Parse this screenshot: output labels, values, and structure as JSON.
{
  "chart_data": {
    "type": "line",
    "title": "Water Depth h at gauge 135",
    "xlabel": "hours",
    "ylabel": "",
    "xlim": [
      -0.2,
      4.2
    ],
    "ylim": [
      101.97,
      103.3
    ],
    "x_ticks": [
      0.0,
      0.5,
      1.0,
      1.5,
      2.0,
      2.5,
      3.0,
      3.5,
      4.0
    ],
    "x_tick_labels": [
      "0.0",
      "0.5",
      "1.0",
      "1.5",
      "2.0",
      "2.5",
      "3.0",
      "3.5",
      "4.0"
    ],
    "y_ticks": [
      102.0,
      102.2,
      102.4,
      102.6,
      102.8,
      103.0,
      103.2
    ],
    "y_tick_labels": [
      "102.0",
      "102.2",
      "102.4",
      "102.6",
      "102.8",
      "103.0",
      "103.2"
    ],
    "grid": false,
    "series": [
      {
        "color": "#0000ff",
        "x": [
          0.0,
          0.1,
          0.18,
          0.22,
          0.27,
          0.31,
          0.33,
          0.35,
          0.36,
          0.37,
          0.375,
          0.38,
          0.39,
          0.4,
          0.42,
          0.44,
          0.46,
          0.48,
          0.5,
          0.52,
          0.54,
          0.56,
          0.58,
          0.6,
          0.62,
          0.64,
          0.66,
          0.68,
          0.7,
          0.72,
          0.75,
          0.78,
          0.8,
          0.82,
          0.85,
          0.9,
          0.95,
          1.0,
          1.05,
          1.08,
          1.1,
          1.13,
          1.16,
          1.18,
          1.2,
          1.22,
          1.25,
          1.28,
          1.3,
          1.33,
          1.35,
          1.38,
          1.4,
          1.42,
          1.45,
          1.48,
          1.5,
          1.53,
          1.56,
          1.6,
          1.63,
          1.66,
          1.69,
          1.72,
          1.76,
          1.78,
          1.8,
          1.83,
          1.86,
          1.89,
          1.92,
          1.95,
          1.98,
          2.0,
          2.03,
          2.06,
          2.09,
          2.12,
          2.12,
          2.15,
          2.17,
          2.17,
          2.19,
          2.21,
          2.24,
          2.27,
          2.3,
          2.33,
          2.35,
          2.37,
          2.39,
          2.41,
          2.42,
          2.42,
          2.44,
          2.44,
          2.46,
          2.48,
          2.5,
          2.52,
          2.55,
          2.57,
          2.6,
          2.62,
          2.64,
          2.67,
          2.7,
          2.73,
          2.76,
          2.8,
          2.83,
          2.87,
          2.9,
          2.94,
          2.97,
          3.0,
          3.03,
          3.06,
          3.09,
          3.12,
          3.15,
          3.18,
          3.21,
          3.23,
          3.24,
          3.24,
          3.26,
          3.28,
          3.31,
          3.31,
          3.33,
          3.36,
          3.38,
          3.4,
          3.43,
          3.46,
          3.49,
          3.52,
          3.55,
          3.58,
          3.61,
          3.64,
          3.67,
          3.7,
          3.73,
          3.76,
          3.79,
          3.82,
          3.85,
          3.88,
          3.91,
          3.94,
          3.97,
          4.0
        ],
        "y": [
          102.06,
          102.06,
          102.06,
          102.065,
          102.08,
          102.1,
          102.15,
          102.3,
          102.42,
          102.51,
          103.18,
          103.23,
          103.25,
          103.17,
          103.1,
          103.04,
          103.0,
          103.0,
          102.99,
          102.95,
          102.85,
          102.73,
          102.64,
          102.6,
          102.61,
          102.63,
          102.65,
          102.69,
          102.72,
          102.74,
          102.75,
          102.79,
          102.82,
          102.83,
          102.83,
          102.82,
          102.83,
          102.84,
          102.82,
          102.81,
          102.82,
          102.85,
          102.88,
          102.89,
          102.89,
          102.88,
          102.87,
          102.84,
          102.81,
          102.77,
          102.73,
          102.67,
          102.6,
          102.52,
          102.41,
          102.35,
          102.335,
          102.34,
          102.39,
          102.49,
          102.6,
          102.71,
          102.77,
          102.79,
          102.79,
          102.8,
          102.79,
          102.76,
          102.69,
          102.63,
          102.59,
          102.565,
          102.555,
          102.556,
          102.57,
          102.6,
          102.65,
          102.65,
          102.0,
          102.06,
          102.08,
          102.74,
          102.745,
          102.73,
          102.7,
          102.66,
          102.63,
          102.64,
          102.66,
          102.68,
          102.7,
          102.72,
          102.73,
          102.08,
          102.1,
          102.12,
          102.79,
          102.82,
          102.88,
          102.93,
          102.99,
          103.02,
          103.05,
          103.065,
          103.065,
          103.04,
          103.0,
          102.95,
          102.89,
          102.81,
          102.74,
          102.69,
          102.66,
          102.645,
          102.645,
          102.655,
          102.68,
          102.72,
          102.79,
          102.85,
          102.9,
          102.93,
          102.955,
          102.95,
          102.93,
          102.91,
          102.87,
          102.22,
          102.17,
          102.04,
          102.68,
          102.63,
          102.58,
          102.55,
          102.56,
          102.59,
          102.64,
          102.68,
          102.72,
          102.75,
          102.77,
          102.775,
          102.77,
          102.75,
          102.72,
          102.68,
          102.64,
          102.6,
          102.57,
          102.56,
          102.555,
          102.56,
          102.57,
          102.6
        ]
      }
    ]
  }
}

- - - -

Repeat every line of the records above exactly.

Parse this screenshot: output labels, values, and structure as JSON.
{
  "chart_data": {
    "type": "line",
    "title": "Water Depth h at gauge 135",
    "xlabel": "hours",
    "ylabel": "",
    "xlim": [
      -0.2,
      4.2
    ],
    "ylim": [
      101.97,
      103.3
    ],
    "x_ticks": [
      0.0,
      0.5,
      1.0,
      1.5,
      2.0,
      2.5,
      3.0,
      3.5,
      4.0
    ],
    "x_tick_labels": [
      "0.0",
      "0.5",
      "1.0",
      "1.5",
      "2.0",
      "2.5",
      "3.0",
      "3.5",
      "4.0"
    ],
    "y_ticks": [
      102.0,
      102.2,
      102.4,
      102.6,
      102.8,
      103.0,
      103.2
    ],
    "y_tick_labels": [
      "102.0",
      "102.2",
      "102.4",
      "102.6",
      "102.8",
      "103.0",
      "103.2"
    ],
    "grid": false,
    "series": [
      {
        "color": "#0000ff",
        "x": [
          0.0,
          0.1,
          0.18,
          0.22,
          0.27,
          0.31,
          0.33,
          0.35,
          0.36,
          0.37,
          0.375,
          0.38,
          0.39,
          0.4,
          0.42,
          0.44,
          0.46,
          0.48,
          0.5,
          0.52,
          0.54,
          0.56,
          0.58,
          0.6,
          0.62,
          0.64,
          0.66,
          0.68,
          0.7,
          0.72,
          0.75,
          0.78,
          0.8,
          0.82,
          0.85,
          0.9,
          0.95,
          1.0,
          1.05,
          1.08,
          1.1,
          1.13,
          1.16,
          1.18,
          1.2,
          1.22,
          1.25,
          1.28,
          1.3,
          1.33,
          1.35,
          1.38,
          1.4,
          1.42,
          1.45,
          1.48,
          1.5,
          1.53,
          1.56,
          1.6,
          1.63,
          1.66,
          1.69,
          1.72,
          1.76,
          1.78,
          1.8,
          1.83,
          1.86,
          1.89,
          1.92,
          1.95,
          1.98,
          2.0,
          2.03,
          2.06,
          2.09,
          2.12,
          2.12,
          2.15,
          2.17,
          2.17,
          2.19,
          2.21,
          2.24,
          2.27,
          2.3,
          2.33,
          2.35,
          2.37,
          2.39,
          2.41,
          2.42,
          2.42,
          2.44,
          2.44,
          2.46,
          2.48,
          2.5,
          2.52,
          2.55,
          2.57,
          2.6,
          2.62,
          2.64,
          2.67,
          2.7,
          2.73,
          2.76,
          2.8,
          2.83,
          2.87,
          2.9,
          2.94,
          2.97,
          3.0,
          3.03,
          3.06,
          3.09,
          3.12,
          3.15,
          3.18,
          3.21,
          3.23,
          3.24,
          3.24,
          3.26,
          3.28,
          3.31,
          3.31,
          3.33,
          3.36,
          3.38,
          3.4,
          3.43,
          3.46,
          3.49,
          3.52,
          3.55,
          3.58,
          3.61,
          3.64,
          3.67,
          3.7,
          3.73,
          3.76,
          3.79,
          3.82,
          3.85,
          3.88,
          3.91,
          3.94,
          3.97,
          4.0
        ],
        "y": [
          102.06,
          102.06,
          102.06,
          102.065,
          102.08,
          102.1,
          102.15,
          102.3,
          102.42,
          102.51,
          103.18,
          103.23,
          103.25,
          103.17,
          103.1,
          103.04,
          103.0,
          103.0,
          102.99,
          102.95,
          102.85,
          102.73,
          102.64,
          102.6,
          102.61,
          102.63,
          102.65,
          102.69,
          102.72,
          102.74,
          102.75,
          102.79,
          102.82,
          102.83,
          102.83,
          102.82,
          102.83,
          102.84,
          102.82,
          102.81,
          102.82,
          102.85,
          102.88,
          102.89,
          102.89,
          102.88,
          102.87,
          102.84,
          102.81,
          102.77,
          102.73,
          102.67,
          102.6,
          102.52,
          102.41,
          102.35,
          102.335,
          102.34,
          102.39,
          102.49,
          102.6,
          102.71,
          102.77,
          102.79,
          102.79,
          102.8,
          102.79,
          102.76,
          102.69,
          102.63,
          102.59,
          102.565,
          102.555,
          102.556,
          102.57,
          102.6,
          102.65,
          102.65,
          102.0,
          102.06,
          102.08,
          102.74,
          102.745,
          102.73,
          102.7,
          102.66,
          102.63,
          102.64,
          102.66,
          102.68,
          102.7,
          102.72,
          102.73,
          102.08,
          102.1,
          102.12,
          102.79,
          102.82,
          102.88,
          102.93,
          102.99,
          103.02,
          103.05,
          103.065,
          103.065,
          103.04,
          103.0,
          102.95,
          102.89,
          102.81,
          102.74,
          102.69,
          102.66,
          102.645,
          102.645,
          102.655,
          102.68,
          102.72,
          102.79,
          102.85,
          102.9,
          102.93,
          102.955,
          102.95,
          102.93,
          102.91,
          102.87,
          102.22,
          102.17,
          102.04,
          102.68,
          102.63,
          102.58,
          102.55,
          102.56,
          102.59,
          102.64,
          102.68,
          102.72,
          102.75,
          102.77,
          102.775,
          102.77,
          102.75,
          102.72,
          102.68,
          102.64,
          102.6,
          102.57,
          102.56,
          102.555,
          102.56,
          102.57,
          102.6
        ]
      }
    ]
  }
}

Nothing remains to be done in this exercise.